-- START OF Dataset records --

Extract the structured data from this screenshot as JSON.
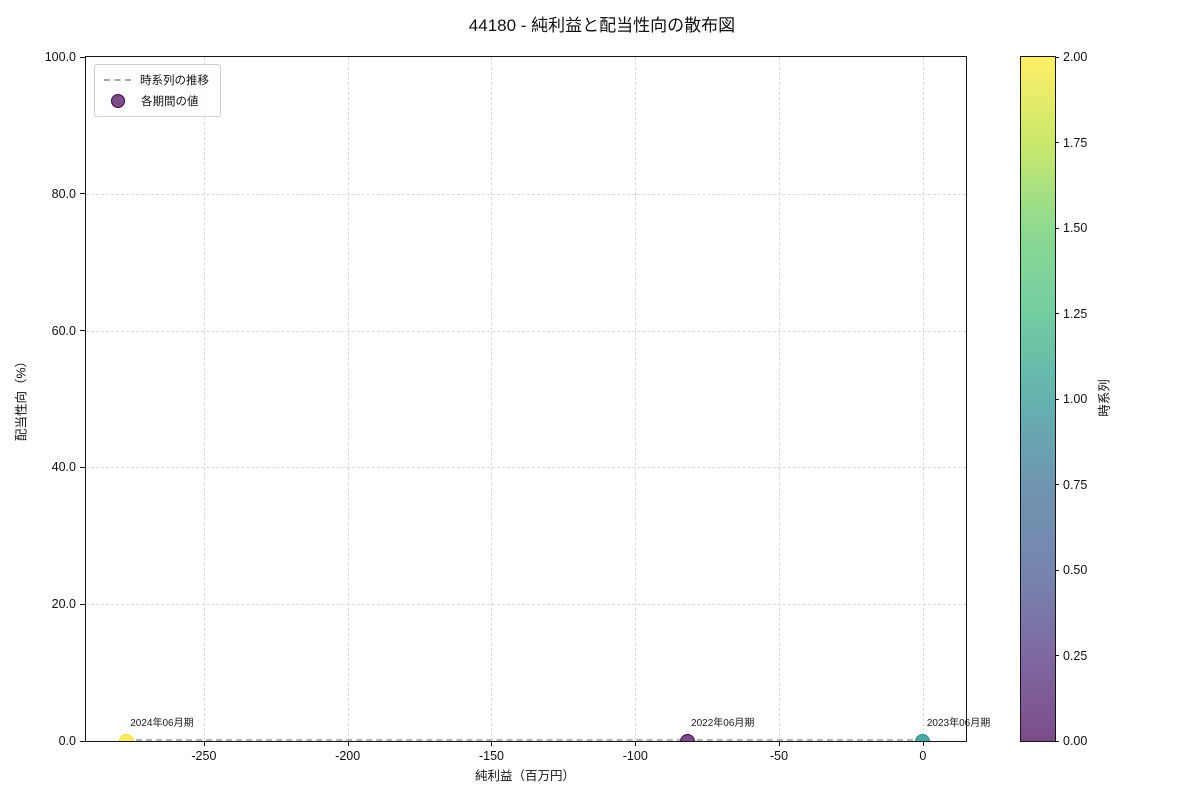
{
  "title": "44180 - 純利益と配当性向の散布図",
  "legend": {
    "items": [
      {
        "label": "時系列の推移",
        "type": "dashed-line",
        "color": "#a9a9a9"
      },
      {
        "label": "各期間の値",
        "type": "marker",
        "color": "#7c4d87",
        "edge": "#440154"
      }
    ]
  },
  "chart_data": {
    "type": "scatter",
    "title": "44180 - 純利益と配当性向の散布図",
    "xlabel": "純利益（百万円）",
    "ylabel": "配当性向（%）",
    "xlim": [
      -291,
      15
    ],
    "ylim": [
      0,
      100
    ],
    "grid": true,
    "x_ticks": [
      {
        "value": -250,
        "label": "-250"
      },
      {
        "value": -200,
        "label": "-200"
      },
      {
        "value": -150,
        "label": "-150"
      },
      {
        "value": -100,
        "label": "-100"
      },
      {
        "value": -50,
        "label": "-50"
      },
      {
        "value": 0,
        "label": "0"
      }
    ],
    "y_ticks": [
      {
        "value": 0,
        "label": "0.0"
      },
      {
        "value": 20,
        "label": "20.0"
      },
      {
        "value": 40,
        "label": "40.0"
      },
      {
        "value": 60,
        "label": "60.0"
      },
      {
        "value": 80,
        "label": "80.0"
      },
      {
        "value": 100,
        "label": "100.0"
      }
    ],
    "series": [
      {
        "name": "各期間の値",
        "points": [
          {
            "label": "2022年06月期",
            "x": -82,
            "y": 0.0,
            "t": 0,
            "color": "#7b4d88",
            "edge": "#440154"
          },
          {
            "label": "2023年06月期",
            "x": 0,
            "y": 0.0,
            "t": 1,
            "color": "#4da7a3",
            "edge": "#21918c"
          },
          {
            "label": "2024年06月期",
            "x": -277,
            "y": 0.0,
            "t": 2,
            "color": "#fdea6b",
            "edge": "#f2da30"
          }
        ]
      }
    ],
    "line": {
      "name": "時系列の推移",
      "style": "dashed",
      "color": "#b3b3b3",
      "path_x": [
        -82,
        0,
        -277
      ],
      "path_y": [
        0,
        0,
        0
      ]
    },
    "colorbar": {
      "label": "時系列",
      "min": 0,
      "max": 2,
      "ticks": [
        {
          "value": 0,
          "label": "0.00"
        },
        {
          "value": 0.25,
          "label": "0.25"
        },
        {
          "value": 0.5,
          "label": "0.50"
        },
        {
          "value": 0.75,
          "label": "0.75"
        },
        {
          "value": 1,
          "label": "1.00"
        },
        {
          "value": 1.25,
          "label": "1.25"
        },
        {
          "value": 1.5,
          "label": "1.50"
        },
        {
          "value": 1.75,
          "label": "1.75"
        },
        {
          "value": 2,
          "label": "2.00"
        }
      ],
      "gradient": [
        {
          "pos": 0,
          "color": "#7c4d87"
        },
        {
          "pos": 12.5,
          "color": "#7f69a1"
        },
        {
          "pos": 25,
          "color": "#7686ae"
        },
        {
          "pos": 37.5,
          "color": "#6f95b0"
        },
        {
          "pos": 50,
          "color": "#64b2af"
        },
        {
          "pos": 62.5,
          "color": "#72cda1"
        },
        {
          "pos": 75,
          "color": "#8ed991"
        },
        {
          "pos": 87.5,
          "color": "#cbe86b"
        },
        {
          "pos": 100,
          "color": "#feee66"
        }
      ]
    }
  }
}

-- END OF Dataset records --

| What is needed |
Repeat the lines above exactly, and keep every picture out.

| Solution for this exercise |
Extract the structured data from this screenshot as JSON.
{
  "title": "44180 - 純利益と配当性向の散布図",
  "legend": {
    "items": [
      {
        "label": "時系列の推移",
        "type": "dashed-line",
        "color": "#a9a9a9"
      },
      {
        "label": "各期間の値",
        "type": "marker",
        "color": "#7c4d87",
        "edge": "#440154"
      }
    ]
  },
  "chart_data": {
    "type": "scatter",
    "title": "44180 - 純利益と配当性向の散布図",
    "xlabel": "純利益（百万円）",
    "ylabel": "配当性向（%）",
    "xlim": [
      -291,
      15
    ],
    "ylim": [
      0,
      100
    ],
    "grid": true,
    "x_ticks": [
      {
        "value": -250,
        "label": "-250"
      },
      {
        "value": -200,
        "label": "-200"
      },
      {
        "value": -150,
        "label": "-150"
      },
      {
        "value": -100,
        "label": "-100"
      },
      {
        "value": -50,
        "label": "-50"
      },
      {
        "value": 0,
        "label": "0"
      }
    ],
    "y_ticks": [
      {
        "value": 0,
        "label": "0.0"
      },
      {
        "value": 20,
        "label": "20.0"
      },
      {
        "value": 40,
        "label": "40.0"
      },
      {
        "value": 60,
        "label": "60.0"
      },
      {
        "value": 80,
        "label": "80.0"
      },
      {
        "value": 100,
        "label": "100.0"
      }
    ],
    "series": [
      {
        "name": "各期間の値",
        "points": [
          {
            "label": "2022年06月期",
            "x": -82,
            "y": 0.0,
            "t": 0,
            "color": "#7b4d88",
            "edge": "#440154"
          },
          {
            "label": "2023年06月期",
            "x": 0,
            "y": 0.0,
            "t": 1,
            "color": "#4da7a3",
            "edge": "#21918c"
          },
          {
            "label": "2024年06月期",
            "x": -277,
            "y": 0.0,
            "t": 2,
            "color": "#fdea6b",
            "edge": "#f2da30"
          }
        ]
      }
    ],
    "line": {
      "name": "時系列の推移",
      "style": "dashed",
      "color": "#b3b3b3",
      "path_x": [
        -82,
        0,
        -277
      ],
      "path_y": [
        0,
        0,
        0
      ]
    },
    "colorbar": {
      "label": "時系列",
      "min": 0,
      "max": 2,
      "ticks": [
        {
          "value": 0,
          "label": "0.00"
        },
        {
          "value": 0.25,
          "label": "0.25"
        },
        {
          "value": 0.5,
          "label": "0.50"
        },
        {
          "value": 0.75,
          "label": "0.75"
        },
        {
          "value": 1,
          "label": "1.00"
        },
        {
          "value": 1.25,
          "label": "1.25"
        },
        {
          "value": 1.5,
          "label": "1.50"
        },
        {
          "value": 1.75,
          "label": "1.75"
        },
        {
          "value": 2,
          "label": "2.00"
        }
      ],
      "gradient": [
        {
          "pos": 0,
          "color": "#7c4d87"
        },
        {
          "pos": 12.5,
          "color": "#7f69a1"
        },
        {
          "pos": 25,
          "color": "#7686ae"
        },
        {
          "pos": 37.5,
          "color": "#6f95b0"
        },
        {
          "pos": 50,
          "color": "#64b2af"
        },
        {
          "pos": 62.5,
          "color": "#72cda1"
        },
        {
          "pos": 75,
          "color": "#8ed991"
        },
        {
          "pos": 87.5,
          "color": "#cbe86b"
        },
        {
          "pos": 100,
          "color": "#feee66"
        }
      ]
    }
  }
}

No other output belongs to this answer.